EXERCISE MATERIALS
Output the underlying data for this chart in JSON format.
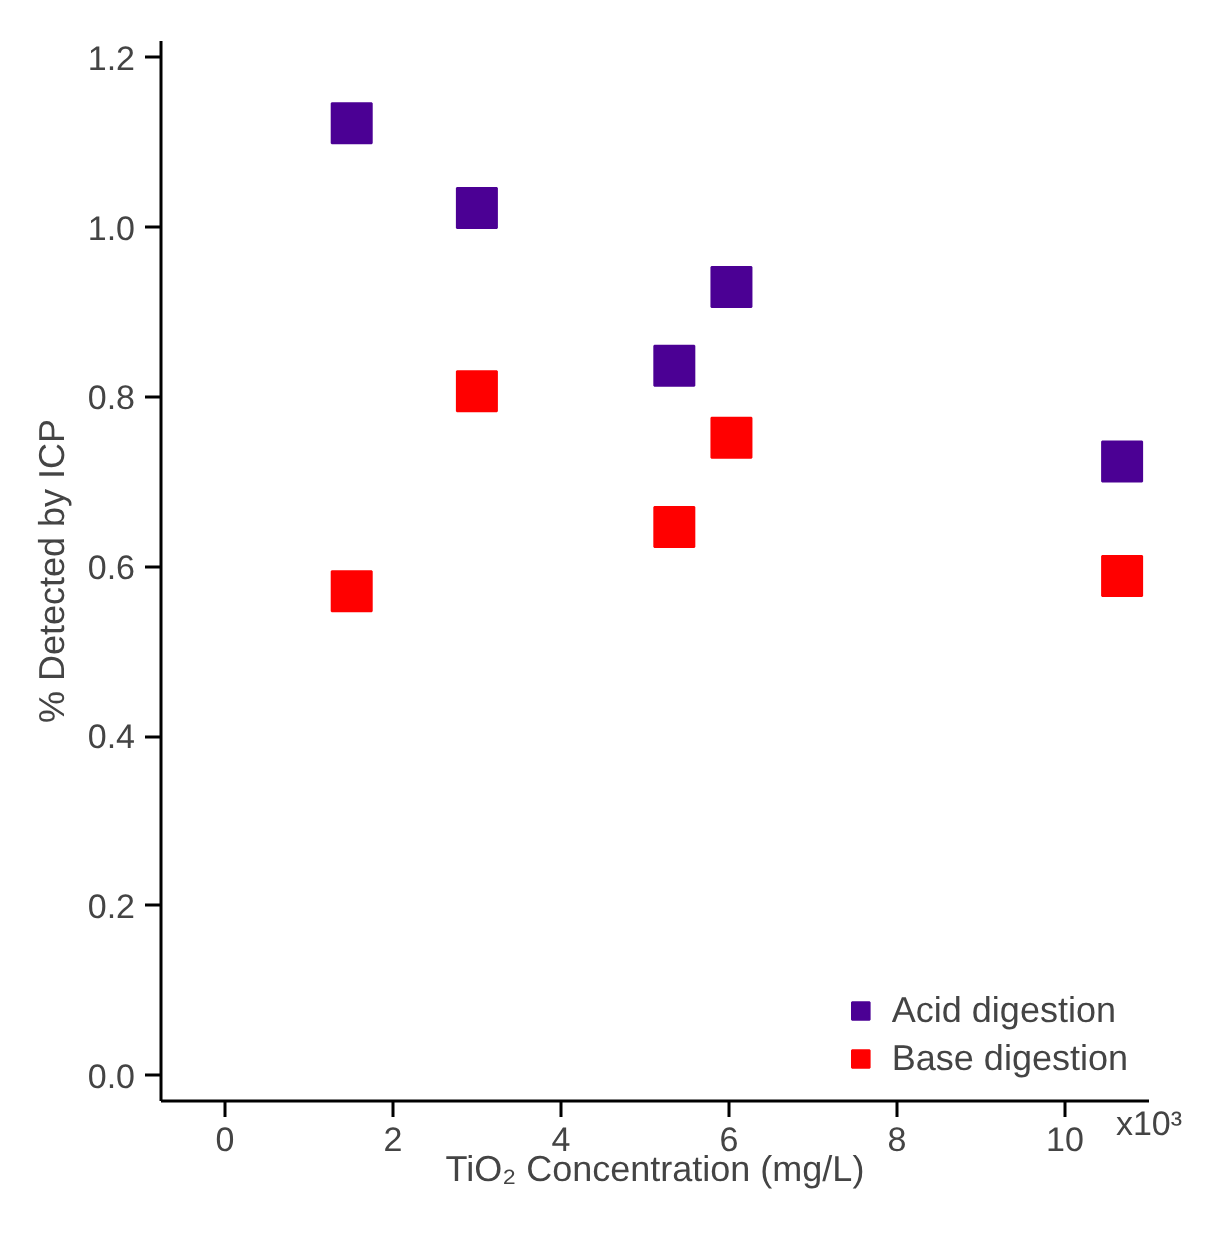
{
  "chart_data": {
    "type": "scatter",
    "xlabel": "TiO₂ Concentration (mg/L)",
    "ylabel": "% Detected by ICP",
    "x": [
      1.51,
      3.0,
      5.35,
      6.03,
      10.68
    ],
    "series": [
      {
        "name": "Acid digestion",
        "color": "#4b0094",
        "values": [
          1.123,
          1.023,
          0.837,
          0.93,
          0.724
        ]
      },
      {
        "name": "Base digestion",
        "color": "#ff0000",
        "values": [
          0.571,
          0.807,
          0.647,
          0.752,
          0.589
        ]
      }
    ],
    "xlim": [
      -0.76,
      11.0
    ],
    "ylim": [
      -0.03,
      1.22
    ],
    "xticks": [
      0,
      2,
      4,
      6,
      8,
      10
    ],
    "annotations": [
      "x10³"
    ],
    "yticks": [
      {
        "value": 0,
        "label": "0.0"
      },
      0.2,
      0.4,
      0.6,
      0.8,
      {
        "value": 1,
        "label": "1.0"
      },
      1.2
    ],
    "marker": "square",
    "legend": "bottom right",
    "grid": false
  }
}
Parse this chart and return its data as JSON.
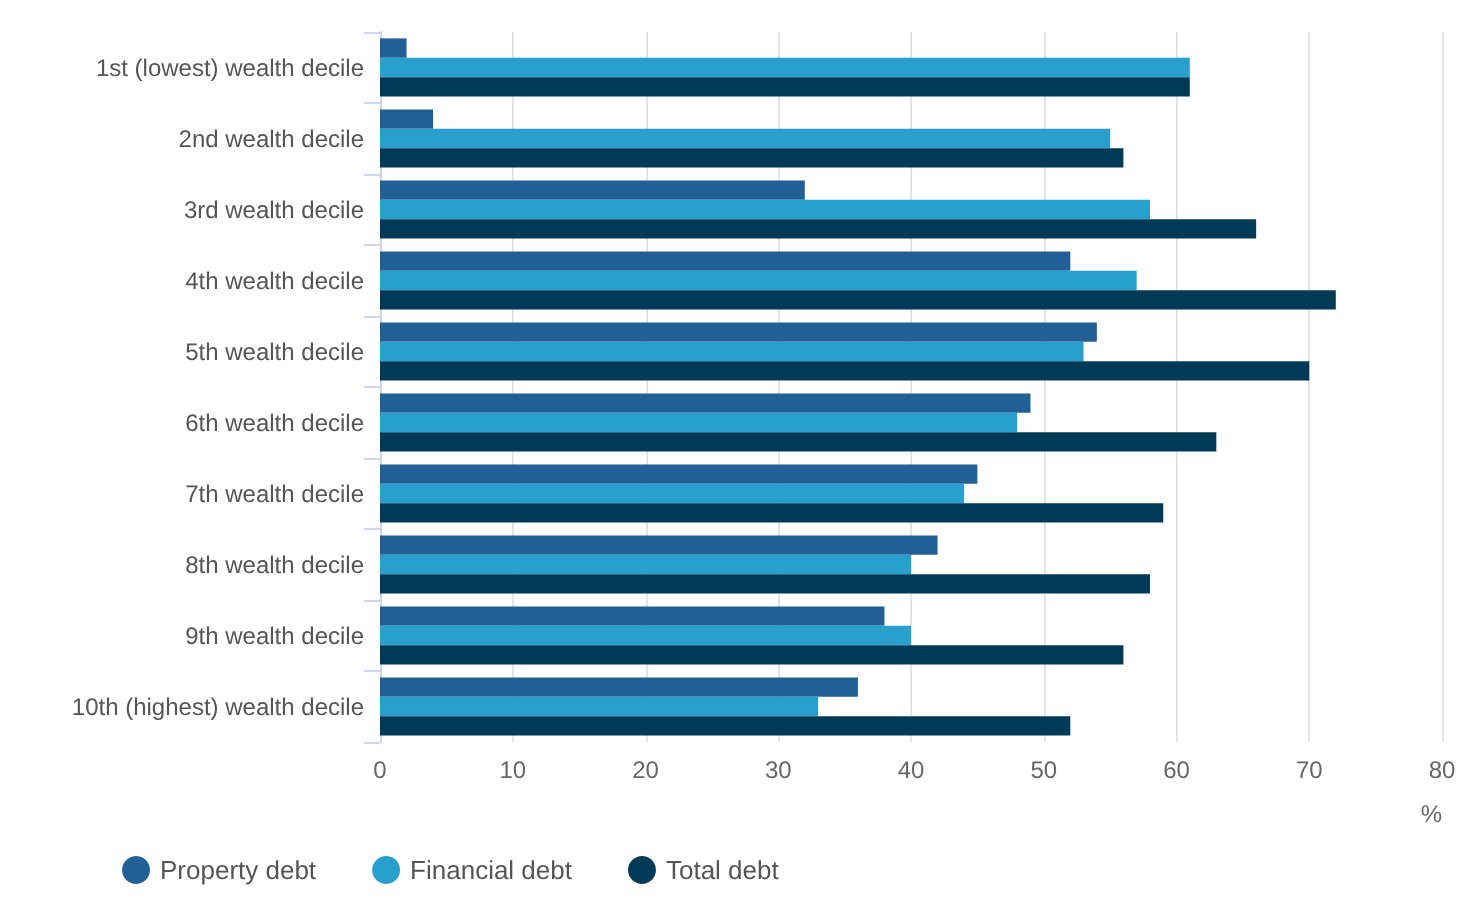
{
  "chart_data": {
    "type": "bar",
    "orientation": "horizontal",
    "xlabel": "%",
    "categories": [
      "1st (lowest) wealth decile",
      "2nd wealth decile",
      "3rd wealth decile",
      "4th wealth decile",
      "5th wealth decile",
      "6th wealth decile",
      "7th wealth decile",
      "8th wealth decile",
      "9th wealth decile",
      "10th (highest) wealth decile"
    ],
    "series": [
      {
        "name": "Property debt",
        "color": "#225f94",
        "values": [
          2,
          4,
          32,
          52,
          54,
          49,
          45,
          42,
          38,
          36
        ]
      },
      {
        "name": "Financial debt",
        "color": "#289fcd",
        "values": [
          61,
          55,
          58,
          57,
          53,
          48,
          44,
          40,
          40,
          33
        ]
      },
      {
        "name": "Total debt",
        "color": "#003a57",
        "values": [
          61,
          56,
          66,
          72,
          70,
          63,
          59,
          58,
          56,
          52
        ]
      }
    ],
    "xlim": [
      0,
      80
    ],
    "xticks": [
      0,
      10,
      20,
      30,
      40,
      50,
      60,
      70,
      80
    ],
    "grid": "x",
    "legend": "bottom left"
  }
}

TASK GOAL
Check each line above for the string "color", then copy the ones that have it.

OUTPUT BELOW
        "color": "#4b0094",
        "color": "#ff0000",
        "color": "#225f94",
        "color": "#289fcd",
        "color": "#003a57",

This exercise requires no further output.